◆ Entries:
========

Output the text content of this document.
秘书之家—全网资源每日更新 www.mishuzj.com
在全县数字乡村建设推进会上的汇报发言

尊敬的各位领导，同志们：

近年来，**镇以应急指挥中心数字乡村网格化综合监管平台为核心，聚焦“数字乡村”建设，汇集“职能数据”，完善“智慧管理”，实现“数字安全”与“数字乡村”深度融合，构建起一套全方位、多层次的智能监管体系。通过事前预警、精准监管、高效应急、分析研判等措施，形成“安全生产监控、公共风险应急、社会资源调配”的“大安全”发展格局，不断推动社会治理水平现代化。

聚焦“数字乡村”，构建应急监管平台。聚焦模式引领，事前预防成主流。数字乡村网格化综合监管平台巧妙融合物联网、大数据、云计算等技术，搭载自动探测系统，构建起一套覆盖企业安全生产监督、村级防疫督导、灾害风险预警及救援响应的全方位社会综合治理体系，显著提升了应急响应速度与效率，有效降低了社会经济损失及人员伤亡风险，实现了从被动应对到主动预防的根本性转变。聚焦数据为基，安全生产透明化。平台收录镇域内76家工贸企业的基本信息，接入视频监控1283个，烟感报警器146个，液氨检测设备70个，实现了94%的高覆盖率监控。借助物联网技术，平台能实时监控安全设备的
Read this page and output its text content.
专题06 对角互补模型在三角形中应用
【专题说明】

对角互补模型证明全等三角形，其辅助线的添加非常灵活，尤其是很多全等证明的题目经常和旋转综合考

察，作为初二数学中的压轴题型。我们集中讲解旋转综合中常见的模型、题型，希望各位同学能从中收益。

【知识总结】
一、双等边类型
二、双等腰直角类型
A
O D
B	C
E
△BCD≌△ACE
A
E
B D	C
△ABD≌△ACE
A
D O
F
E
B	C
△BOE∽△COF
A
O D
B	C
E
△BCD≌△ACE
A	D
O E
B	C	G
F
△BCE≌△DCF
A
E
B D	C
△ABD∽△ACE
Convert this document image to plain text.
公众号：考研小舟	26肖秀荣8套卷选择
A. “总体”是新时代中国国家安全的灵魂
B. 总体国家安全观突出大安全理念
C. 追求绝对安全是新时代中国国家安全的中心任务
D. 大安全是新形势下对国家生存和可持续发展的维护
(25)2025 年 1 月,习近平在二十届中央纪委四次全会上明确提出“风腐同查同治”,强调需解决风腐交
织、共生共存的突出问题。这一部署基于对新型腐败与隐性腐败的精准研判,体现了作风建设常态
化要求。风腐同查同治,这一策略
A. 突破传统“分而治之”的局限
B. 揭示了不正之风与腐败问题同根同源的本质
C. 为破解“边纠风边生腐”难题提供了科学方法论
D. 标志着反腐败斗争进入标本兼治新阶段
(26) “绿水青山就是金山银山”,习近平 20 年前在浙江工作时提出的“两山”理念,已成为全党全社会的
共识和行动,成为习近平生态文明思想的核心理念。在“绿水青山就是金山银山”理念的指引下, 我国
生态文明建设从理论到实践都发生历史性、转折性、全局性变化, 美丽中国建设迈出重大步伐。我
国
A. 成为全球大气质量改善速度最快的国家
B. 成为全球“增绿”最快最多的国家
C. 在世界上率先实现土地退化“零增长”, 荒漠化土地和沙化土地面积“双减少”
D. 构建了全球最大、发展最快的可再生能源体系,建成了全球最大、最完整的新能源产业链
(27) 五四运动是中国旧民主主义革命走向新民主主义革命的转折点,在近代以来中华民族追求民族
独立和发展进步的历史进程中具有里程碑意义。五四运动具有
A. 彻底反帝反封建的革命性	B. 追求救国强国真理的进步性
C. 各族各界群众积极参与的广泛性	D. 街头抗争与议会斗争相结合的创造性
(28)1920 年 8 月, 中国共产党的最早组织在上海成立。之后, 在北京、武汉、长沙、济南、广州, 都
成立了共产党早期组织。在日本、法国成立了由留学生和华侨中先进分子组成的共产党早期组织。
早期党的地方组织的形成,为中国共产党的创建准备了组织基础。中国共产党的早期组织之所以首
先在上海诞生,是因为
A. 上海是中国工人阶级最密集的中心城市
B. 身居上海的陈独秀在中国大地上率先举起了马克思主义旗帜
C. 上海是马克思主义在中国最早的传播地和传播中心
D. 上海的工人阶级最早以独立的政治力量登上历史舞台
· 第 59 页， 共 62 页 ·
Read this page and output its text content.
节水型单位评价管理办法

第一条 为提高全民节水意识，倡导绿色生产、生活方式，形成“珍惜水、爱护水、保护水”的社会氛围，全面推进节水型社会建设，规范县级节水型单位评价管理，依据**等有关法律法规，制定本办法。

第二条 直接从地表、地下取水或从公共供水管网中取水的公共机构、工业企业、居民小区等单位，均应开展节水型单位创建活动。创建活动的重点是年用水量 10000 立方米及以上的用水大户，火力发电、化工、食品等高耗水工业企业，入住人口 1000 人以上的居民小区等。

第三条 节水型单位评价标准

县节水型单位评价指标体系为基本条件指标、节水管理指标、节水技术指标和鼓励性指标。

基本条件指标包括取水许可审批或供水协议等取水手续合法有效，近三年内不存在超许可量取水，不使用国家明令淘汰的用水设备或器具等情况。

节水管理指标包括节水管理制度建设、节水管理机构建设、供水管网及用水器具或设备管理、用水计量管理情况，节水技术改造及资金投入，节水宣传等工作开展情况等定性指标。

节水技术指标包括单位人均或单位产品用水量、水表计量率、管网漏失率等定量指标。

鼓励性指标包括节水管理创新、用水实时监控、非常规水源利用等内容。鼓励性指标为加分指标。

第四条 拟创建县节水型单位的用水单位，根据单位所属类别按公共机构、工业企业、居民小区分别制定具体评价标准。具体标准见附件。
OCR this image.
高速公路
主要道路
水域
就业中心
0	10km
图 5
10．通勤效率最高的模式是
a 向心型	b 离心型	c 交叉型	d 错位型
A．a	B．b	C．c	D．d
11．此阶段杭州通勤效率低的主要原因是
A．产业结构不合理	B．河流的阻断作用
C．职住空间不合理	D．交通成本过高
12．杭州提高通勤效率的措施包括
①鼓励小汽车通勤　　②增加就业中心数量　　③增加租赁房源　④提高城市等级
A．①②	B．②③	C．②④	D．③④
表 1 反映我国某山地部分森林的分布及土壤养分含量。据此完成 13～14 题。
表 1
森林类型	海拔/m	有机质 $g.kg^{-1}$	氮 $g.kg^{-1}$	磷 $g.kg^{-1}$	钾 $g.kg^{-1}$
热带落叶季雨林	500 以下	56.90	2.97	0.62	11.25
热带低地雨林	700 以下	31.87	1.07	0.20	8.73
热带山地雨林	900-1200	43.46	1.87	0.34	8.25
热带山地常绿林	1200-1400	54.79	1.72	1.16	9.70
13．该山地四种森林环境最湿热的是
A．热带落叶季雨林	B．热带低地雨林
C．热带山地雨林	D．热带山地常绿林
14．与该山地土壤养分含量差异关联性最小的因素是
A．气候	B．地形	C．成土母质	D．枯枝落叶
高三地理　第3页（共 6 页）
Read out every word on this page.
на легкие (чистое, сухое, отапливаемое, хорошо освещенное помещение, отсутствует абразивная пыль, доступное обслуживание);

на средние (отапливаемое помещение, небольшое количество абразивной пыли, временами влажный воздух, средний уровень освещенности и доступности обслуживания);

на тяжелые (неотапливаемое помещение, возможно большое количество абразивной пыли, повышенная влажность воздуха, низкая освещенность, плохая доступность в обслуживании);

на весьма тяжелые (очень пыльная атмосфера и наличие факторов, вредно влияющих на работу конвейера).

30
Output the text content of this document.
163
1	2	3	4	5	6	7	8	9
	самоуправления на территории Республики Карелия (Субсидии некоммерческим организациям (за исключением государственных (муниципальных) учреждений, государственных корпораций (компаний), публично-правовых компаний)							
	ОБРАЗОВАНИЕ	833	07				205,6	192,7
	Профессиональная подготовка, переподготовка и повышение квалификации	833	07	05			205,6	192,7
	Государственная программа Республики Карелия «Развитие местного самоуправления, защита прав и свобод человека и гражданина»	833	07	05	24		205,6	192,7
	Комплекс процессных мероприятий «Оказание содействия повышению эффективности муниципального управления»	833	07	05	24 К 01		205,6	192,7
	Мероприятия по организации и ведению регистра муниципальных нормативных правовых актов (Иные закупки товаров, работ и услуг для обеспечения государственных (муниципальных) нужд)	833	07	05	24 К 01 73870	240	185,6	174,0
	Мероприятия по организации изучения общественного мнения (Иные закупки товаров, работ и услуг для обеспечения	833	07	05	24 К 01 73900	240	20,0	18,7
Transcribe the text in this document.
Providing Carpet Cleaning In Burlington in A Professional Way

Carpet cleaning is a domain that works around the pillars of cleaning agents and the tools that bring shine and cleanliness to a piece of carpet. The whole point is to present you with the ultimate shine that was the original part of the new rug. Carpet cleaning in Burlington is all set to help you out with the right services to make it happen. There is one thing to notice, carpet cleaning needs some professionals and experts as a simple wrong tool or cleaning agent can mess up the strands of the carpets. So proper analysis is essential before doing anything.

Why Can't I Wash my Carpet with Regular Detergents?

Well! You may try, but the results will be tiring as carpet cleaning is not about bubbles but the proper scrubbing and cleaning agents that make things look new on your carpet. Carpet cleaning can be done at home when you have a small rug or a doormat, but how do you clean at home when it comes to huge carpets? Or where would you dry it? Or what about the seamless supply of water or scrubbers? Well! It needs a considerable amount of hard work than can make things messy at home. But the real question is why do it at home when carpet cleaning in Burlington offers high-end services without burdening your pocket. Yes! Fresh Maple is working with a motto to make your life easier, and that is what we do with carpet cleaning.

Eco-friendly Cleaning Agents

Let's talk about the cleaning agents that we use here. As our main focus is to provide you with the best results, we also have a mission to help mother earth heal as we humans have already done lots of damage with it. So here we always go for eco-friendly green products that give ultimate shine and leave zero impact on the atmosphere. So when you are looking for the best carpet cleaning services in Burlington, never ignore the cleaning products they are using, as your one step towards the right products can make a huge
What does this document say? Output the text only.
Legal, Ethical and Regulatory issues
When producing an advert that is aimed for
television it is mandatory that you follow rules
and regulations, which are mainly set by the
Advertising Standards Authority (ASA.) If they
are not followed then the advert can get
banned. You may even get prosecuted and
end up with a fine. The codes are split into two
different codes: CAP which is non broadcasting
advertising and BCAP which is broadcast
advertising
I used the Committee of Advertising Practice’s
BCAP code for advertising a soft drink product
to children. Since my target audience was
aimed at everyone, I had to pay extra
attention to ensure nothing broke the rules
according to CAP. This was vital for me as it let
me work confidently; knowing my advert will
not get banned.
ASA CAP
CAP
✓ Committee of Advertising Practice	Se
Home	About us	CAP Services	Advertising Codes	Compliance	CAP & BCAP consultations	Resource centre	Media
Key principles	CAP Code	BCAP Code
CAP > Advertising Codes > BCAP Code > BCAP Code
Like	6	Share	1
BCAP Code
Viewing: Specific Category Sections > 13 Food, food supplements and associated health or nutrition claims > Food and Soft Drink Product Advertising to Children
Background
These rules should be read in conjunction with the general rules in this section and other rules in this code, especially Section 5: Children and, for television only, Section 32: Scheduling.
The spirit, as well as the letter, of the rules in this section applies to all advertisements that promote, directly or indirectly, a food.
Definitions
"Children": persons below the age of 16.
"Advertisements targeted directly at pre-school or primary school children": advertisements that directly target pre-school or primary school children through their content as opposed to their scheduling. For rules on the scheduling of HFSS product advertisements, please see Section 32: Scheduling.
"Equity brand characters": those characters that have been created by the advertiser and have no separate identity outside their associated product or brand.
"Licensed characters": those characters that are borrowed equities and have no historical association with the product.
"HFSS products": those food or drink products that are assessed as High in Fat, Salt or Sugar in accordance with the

========

◆ Task prompt:
From the entries above, extract each line containing "characters".

◆ Answer to this task:
"Equity brand characters": those characters that have been created by the advertiser and have no separate identity outside their associated product or brand.
"Licensed characters": those characters that are borrowed equities and have no historical association with the product.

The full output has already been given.